Isolate every line in the data with the string "İnşaatı" and copy it.
┄┄┄┄┄┄
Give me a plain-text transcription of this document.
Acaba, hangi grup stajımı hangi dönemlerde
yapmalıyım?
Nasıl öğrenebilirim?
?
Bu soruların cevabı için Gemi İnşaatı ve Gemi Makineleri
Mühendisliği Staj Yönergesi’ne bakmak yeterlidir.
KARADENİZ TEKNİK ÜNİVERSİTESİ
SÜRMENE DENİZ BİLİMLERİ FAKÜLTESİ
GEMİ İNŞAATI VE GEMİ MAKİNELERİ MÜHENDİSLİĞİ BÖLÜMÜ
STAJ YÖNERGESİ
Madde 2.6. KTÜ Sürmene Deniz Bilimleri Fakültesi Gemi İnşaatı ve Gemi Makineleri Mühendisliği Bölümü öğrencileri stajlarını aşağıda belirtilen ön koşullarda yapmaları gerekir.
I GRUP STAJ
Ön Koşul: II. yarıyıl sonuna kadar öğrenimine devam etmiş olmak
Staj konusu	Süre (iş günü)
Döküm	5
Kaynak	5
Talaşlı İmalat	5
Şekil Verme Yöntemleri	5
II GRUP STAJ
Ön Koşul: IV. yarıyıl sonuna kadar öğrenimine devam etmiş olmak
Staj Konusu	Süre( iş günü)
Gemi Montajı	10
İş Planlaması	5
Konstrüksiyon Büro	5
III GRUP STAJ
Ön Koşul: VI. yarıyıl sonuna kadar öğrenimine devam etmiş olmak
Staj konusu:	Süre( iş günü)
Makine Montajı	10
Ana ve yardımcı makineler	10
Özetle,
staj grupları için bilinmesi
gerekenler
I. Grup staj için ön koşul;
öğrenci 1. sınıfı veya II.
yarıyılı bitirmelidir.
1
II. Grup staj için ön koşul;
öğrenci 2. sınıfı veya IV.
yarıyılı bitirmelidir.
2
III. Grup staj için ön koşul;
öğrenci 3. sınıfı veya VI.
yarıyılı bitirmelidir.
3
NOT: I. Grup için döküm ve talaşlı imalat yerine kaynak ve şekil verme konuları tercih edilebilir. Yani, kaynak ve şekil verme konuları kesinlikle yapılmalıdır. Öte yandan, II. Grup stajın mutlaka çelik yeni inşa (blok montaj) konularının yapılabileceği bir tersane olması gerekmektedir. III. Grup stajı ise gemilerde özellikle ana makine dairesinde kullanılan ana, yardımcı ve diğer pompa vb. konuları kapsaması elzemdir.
┄┄┄┄┄┄
_TASK ANSWER_.
Bu soruların cevabı için Gemi İnşaatı ve Gemi Makineleri
Madde 2.6. KTÜ Sürmene Deniz Bilimleri Fakültesi Gemi İnşaatı ve Gemi Makineleri Mühendisliği Bölümü öğrencileri stajlarını aşağıda belirtilen ön koşullarda yapmaları gerekir.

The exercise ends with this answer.